§ Aim of the exercise
Reproduce every record below exactly as written, but leave out any pictures.

§ Material for this task
........
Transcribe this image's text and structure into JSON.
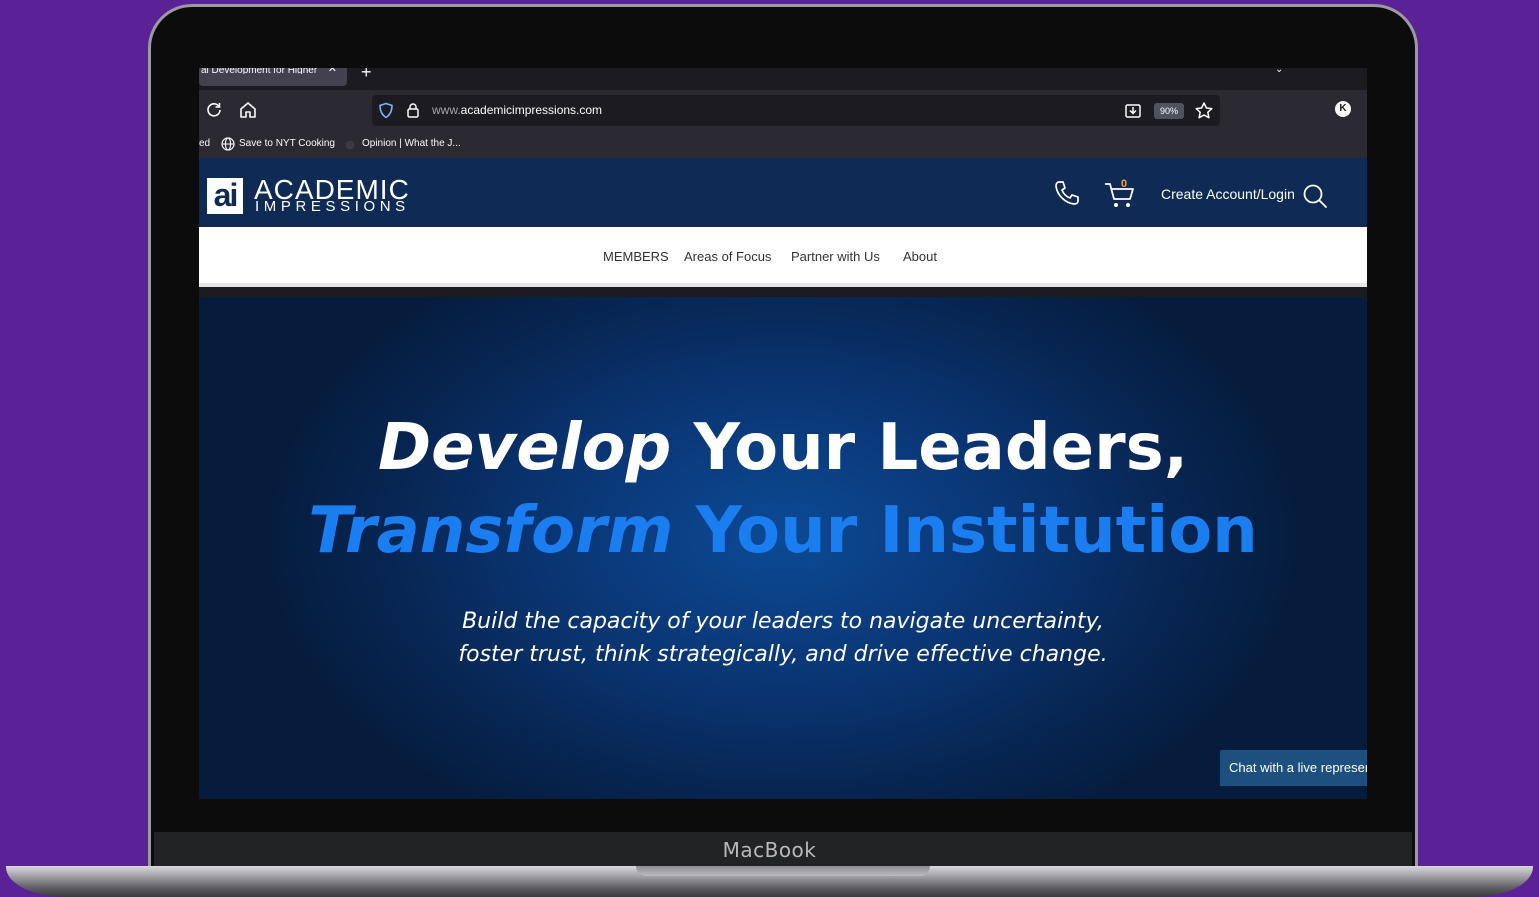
{
  "browser": {
    "tab_title": "al Development for Higher",
    "url_prefix": "www.",
    "url_domain": "academicimpressions.com",
    "zoom": "90%",
    "profile_initial": "K",
    "bookmarks": [
      {
        "label": "ed"
      },
      {
        "label": "Save to NYT Cooking"
      },
      {
        "label": "Opinion | What the J..."
      }
    ]
  },
  "site": {
    "logo_mark": "ai",
    "logo_line1": "ACADEMIC",
    "logo_line2": "IMPRESSIONS",
    "cart_count": "0",
    "login_label": "Create Account/Login",
    "nav": [
      {
        "label": "MEMBERS"
      },
      {
        "label": "Areas of Focus"
      },
      {
        "label": "Partner with Us"
      },
      {
        "label": "About"
      }
    ],
    "hero": {
      "line1_em": "Develop",
      "line1_rest": " Your Leaders,",
      "line2_em": "Transform",
      "line2_rest": " Your Institution",
      "sub_line1": "Build the capacity of your leaders to navigate uncertainty,",
      "sub_line2": "foster trust, think strategically, and drive effective change."
    },
    "chat_label": "Chat with a live representative",
    "colors": {
      "header_bg": "#0e2a55",
      "accent_blue": "#1a7ef0",
      "cart_badge": "#f5a623"
    }
  },
  "device": {
    "brand": "MacBook",
    "background": "#5b2196"
  }
}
........
§ The response
Transcribe this image's text and structure into JSON.
{
  "browser": {
    "tab_title": "al Development for Higher",
    "url_prefix": "www.",
    "url_domain": "academicimpressions.com",
    "zoom": "90%",
    "profile_initial": "K",
    "bookmarks": [
      {
        "label": "ed"
      },
      {
        "label": "Save to NYT Cooking"
      },
      {
        "label": "Opinion | What the J..."
      }
    ]
  },
  "site": {
    "logo_mark": "ai",
    "logo_line1": "ACADEMIC",
    "logo_line2": "IMPRESSIONS",
    "cart_count": "0",
    "login_label": "Create Account/Login",
    "nav": [
      {
        "label": "MEMBERS"
      },
      {
        "label": "Areas of Focus"
      },
      {
        "label": "Partner with Us"
      },
      {
        "label": "About"
      }
    ],
    "hero": {
      "line1_em": "Develop",
      "line1_rest": " Your Leaders,",
      "line2_em": "Transform",
      "line2_rest": " Your Institution",
      "sub_line1": "Build the capacity of your leaders to navigate uncertainty,",
      "sub_line2": "foster trust, think strategically, and drive effective change."
    },
    "chat_label": "Chat with a live representative",
    "colors": {
      "header_bg": "#0e2a55",
      "accent_blue": "#1a7ef0",
      "cart_badge": "#f5a623"
    }
  },
  "device": {
    "brand": "MacBook",
    "background": "#5b2196"
  }
}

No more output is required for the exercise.